§ **TEXTO PARA LEITURA**:
==========
Enquanto a Copa do Mundo seguia sua missão, de entreter(?), chegava ao fim o trabalho de 400 pessoas – agências da ONU, governos nacionais, especialistas acadêmicos, organizações da sociedade civil, sindicatos, atores da economia social e solidária e movimentos populares, do Norte e do Sul globais – que, durante 18 meses se debruçaram para responder a uma pergunta simples: como podemos acabar com a pobreza e reduzir as desigualdades sem tratar o crescimento do PIB como a principal condição para o progresso? O resultado desse trabalho foi divulgado em 9 de junho, mas muito poucos de nós ficamos sabendo. Afinal, era véspera do grande torneio mundial que, esse sim, mobilizou o mundo. A pobreza não tem glamour.
Hoje, na coluna do professor José Eli, no Valor Econômico, ficamos sabendo que a conclusão dos pesquisadores foi radical: o crescimento é uma estratégia fadada ao fracasso.
“Um modelo econômico que depende da expansão infinita em um planeta finito não é apenas injusto; é perigoso”, escreveram Olivier Shutter, Joseph Stiglitz, Jayati Ghosh, Thomas Piketty, Kate Raworth e Jason Hickel ao apresentarem seu trabalho em um artigo publicado no jornal britânico The Guardian no dia 10 de junho, a véspera do início da Copa. O modelo econômico atual “chegou ao fim de sua trajetória’, segundo os scholars porque, “num mundo mais rico do que nunca, cerca de um décimo da população mundial ainda vive em extrema pobreza”.
==========
Itens armazenados do conjunto de dados
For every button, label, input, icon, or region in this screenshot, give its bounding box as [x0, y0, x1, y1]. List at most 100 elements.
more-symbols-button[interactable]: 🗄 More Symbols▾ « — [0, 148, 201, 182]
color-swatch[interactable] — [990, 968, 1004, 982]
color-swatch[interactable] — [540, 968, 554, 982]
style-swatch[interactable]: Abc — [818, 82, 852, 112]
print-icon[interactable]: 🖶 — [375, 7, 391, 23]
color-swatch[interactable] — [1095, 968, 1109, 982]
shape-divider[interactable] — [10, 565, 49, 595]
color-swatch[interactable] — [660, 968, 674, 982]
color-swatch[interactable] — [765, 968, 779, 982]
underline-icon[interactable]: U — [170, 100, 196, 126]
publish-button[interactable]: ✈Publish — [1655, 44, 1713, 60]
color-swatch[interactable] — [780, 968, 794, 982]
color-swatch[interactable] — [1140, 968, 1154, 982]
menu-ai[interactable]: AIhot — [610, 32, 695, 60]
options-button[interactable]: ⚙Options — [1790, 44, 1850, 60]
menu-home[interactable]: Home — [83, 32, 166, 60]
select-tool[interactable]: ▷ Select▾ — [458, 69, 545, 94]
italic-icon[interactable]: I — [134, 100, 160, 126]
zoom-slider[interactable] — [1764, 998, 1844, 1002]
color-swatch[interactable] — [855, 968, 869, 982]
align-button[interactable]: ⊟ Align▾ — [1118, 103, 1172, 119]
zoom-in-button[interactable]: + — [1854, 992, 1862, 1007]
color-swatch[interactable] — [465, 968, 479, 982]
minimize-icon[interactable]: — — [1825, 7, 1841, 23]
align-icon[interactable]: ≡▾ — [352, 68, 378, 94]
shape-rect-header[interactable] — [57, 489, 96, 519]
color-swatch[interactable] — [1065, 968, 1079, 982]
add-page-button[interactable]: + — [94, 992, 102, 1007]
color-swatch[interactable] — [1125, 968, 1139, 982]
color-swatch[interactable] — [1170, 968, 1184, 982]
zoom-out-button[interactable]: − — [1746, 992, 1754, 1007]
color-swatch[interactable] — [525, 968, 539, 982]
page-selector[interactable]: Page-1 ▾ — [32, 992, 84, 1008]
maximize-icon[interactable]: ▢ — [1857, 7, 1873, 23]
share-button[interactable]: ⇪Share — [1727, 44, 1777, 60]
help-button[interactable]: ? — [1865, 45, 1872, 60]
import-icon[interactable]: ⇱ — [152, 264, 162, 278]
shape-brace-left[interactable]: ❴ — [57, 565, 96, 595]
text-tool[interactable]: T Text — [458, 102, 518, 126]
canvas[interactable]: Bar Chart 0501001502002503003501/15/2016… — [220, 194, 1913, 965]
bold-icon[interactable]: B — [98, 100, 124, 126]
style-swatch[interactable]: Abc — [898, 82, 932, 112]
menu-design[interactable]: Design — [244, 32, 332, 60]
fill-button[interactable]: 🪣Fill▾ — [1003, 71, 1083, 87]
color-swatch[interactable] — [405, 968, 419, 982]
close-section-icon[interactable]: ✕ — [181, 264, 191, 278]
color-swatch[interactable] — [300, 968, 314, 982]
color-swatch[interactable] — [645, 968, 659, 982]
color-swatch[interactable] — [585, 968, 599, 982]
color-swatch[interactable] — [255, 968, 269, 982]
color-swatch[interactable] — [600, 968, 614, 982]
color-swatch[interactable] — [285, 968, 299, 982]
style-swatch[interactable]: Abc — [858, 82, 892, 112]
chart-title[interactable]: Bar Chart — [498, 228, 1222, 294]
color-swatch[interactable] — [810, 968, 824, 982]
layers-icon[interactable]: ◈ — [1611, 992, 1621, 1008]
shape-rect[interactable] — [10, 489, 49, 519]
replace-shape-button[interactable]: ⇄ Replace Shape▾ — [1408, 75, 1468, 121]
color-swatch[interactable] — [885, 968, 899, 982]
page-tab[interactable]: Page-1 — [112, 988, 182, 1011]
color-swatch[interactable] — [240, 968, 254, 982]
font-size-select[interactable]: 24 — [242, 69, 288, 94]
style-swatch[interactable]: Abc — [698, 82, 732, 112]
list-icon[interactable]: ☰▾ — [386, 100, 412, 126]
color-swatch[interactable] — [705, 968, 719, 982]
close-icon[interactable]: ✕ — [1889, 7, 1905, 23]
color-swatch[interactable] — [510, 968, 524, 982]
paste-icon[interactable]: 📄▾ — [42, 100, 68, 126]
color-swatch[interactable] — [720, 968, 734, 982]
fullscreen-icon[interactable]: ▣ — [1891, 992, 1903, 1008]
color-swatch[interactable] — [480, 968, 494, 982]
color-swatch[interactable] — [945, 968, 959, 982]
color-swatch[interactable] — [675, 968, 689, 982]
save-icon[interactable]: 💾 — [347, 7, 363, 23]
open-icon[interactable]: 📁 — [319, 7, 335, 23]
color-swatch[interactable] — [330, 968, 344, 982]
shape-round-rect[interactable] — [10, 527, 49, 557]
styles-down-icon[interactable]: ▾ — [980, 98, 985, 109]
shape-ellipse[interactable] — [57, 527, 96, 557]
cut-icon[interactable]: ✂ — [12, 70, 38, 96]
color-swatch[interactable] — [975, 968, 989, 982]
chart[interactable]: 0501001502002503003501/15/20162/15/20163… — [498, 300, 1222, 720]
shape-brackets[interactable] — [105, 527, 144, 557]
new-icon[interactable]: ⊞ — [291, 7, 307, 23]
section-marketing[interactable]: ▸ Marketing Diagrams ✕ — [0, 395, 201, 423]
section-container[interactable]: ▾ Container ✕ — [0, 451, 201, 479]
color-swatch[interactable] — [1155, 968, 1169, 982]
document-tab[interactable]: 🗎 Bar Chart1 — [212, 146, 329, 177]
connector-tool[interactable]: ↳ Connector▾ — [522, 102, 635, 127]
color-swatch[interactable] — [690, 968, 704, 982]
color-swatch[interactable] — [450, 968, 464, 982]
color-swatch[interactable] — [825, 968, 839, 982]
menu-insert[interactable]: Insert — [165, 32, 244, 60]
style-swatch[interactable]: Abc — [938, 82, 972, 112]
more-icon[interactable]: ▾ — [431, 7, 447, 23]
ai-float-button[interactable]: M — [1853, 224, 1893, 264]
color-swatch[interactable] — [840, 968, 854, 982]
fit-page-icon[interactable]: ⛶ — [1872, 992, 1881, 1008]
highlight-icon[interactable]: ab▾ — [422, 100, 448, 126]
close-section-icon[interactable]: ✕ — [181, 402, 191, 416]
==========
§ **PARA FAZER**:
1. Responda, com base no texto sobre pobreza e crescimento:
(a) Quantas pessoas participaram do trabalho e por quanto tempo?
(b) Em que coluna se ficou sabendo da conclusão dos pesquisadores?
(c) Em que jornal britânico saiu o artigo que apresentou o trabalho?
2. Siga escrevendo o texto sobre pobreza e crescimento logo depois da última frase.

§ **RESPOSTAS POR ITEM**:
1.
(a) 400 pessoas, durante 18 meses.
(b) Na coluna do professor José Eli, no Valor Econômico.
(c) No The Guardian.

2.
Estamos falando sobre pessoas que vão dormir sem ter comido nada e que não têm garantia de ter algo com que aplacar sua fome no dia seguinte. Gente que vive à margem do frenesi tecnológico que se tornou o mundo, cada vez criando mais e mais dispositivos ultramodernos. Dia desses, apresentaram um avião que consegue ficar no ar por 24 horas. Para que mais tecnologia? Por que não investir em tentar tirar as pessoas da fome?
Vai ser preciso uma grande reestruturação mundial, e não será fácil. José Eli da Veiga aposta que o nome do relatório “The Roadmap for Eradicating Poverty Beyond Growth” – “O mapa para erradicar a pobreza para além do crescimento”, em tradução lilteral, pode ter incomodado o andar de cima. Como assim, para além do crescimento? A pergunta que devem se fazer os que não investem no assunto é: “Vamos mesmo ter que mexer no que está posto?”
Vale a pena fazer contato com o material, que está disponível no site, mas é preciso esperar um pouco, porque ainda está com algum defeito técnico.